ACE-in-GF
ACE-in-GF copied to clipboard
Attempto Controlled English (http://attempto.ifi.uzh.ch/) in Grammatical Framework (https://www.grammaticalframework.org/)
Attempto Controlled English in Grammatical Framework
Introduction
This project implements a subset of the syntax of Attempto Controlled English (ACE) version 6.7 in Grammatical Framework (GF) and ports it to ~20 natural languages (see the Makefile for the currently supported languages). Note that this project does not implement the mapping of ACE sentences to discourse representation structures.
Requirements
Coverage
The grammar should cover a reasonably large and interesting subset of ACE, specifically the OWL-compatible subset that is supported by AceWiki. Ideally, the grammar should cover the full ACE.
━━━━━━
Reproduce the entire ACE-in-GF project description word for word. The material is from a separate, unrelated source.
━━━━━━
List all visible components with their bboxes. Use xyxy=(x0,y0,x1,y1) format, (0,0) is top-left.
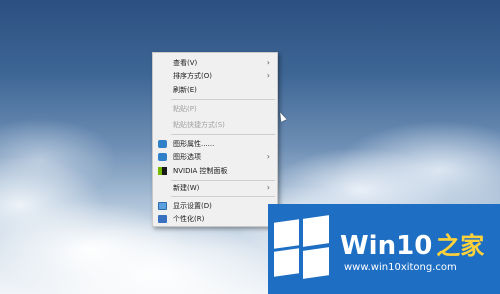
menu-item-label: 排序方式(O) xyxy=(173,72,212,80)
intel-graphics-icon xyxy=(158,153,167,161)
intel-graphics-icon xyxy=(158,140,167,148)
menu-item-label: 个性化(R) xyxy=(173,215,205,223)
menu-item-label: 刷新(E) xyxy=(173,86,197,94)
menu-item-label: 粘贴(P) xyxy=(173,105,197,113)
chevron-right-icon: › xyxy=(266,183,270,192)
menu-separator xyxy=(171,180,275,181)
menu-separator xyxy=(171,99,275,100)
nvidia-icon xyxy=(158,167,167,175)
chevron-right-icon: › xyxy=(266,58,270,67)
menu-separator xyxy=(171,196,275,197)
menu-item-label: 图形选项 xyxy=(173,153,201,161)
menu-item-graphics-properties[interactable]: 图形属性...... xyxy=(153,138,277,150)
menu-item-label: 新建(W) xyxy=(173,184,200,192)
watermark-url: www.win10xitong.com xyxy=(344,262,457,273)
menu-item-graphics-options[interactable]: 图形选项 › xyxy=(153,151,277,163)
desktop-background[interactable]: 查看(V) › 排序方式(O) › 刷新(E) 粘贴(P) 粘贴快捷方式(S) … xyxy=(0,0,500,294)
windows-logo-icon xyxy=(274,215,329,279)
menu-item-new[interactable]: 新建(W) › xyxy=(153,182,277,194)
menu-item-paste-shortcut[interactable]: 粘贴快捷方式(S) xyxy=(153,119,277,131)
menu-item-refresh[interactable]: 刷新(E) xyxy=(153,84,277,96)
menu-item-display-settings[interactable]: 显示设置(D) xyxy=(153,200,277,212)
menu-item-label: 粘贴快捷方式(S) xyxy=(173,121,225,129)
mouse-cursor-icon xyxy=(277,111,287,122)
menu-item-paste[interactable]: 粘贴(P) xyxy=(153,103,277,115)
menu-item-label: 显示设置(D) xyxy=(173,202,212,210)
chevron-right-icon: › xyxy=(266,71,270,80)
watermark-title: Win10 之家 xyxy=(340,226,485,261)
menu-item-view[interactable]: 查看(V) › xyxy=(153,57,277,69)
desktop-context-menu: 查看(V) › 排序方式(O) › 刷新(E) 粘贴(P) 粘贴快捷方式(S) … xyxy=(152,52,278,227)
menu-item-nvidia-control-panel[interactable]: NVIDIA 控制面板 xyxy=(153,165,277,177)
menu-item-sort-by[interactable]: 排序方式(O) › xyxy=(153,70,277,82)
site-watermark: Win10 之家 www.win10xitong.com xyxy=(268,204,500,294)
menu-item-label: 图形属性...... xyxy=(173,140,215,148)
display-icon xyxy=(158,202,167,210)
menu-item-label: NVIDIA 控制面板 xyxy=(173,167,228,175)
watermark-title-accent: 之家 xyxy=(436,232,485,260)
menu-item-personalize[interactable]: 个性化(R) xyxy=(153,213,277,225)
menu-separator xyxy=(171,134,275,135)
chevron-right-icon: › xyxy=(266,152,270,161)
watermark-title-main: Win10 xyxy=(340,231,433,261)
personalize-icon xyxy=(158,215,167,223)
menu-item-label: 查看(V) xyxy=(173,59,198,67)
━━━━━━
__RESULT OF THIS EXERCISE__.
ACE-in-GF
ACE-in-GF copied to clipboard
Attempto Controlled English (http://attempto.ifi.uzh.ch/) in Grammatical Framework (https://www.grammaticalframework.org/)
Attempto Controlled English in Grammatical Framework
Introduction
This project implements a subset of the syntax of Attempto Controlled English (ACE) version 6.7 in Grammatical Framework (GF) and ports it to ~20 natural languages (see the Makefile for the currently supported languages). Note that this project does not implement the mapping of ACE sentences to discourse representation structures.
Requirements
Coverage
The grammar should cover a reasonably large and interesting subset of ACE, specifically the OWL-compatible subset that is supported by AceWiki. Ideally, the grammar should cover the full ACE.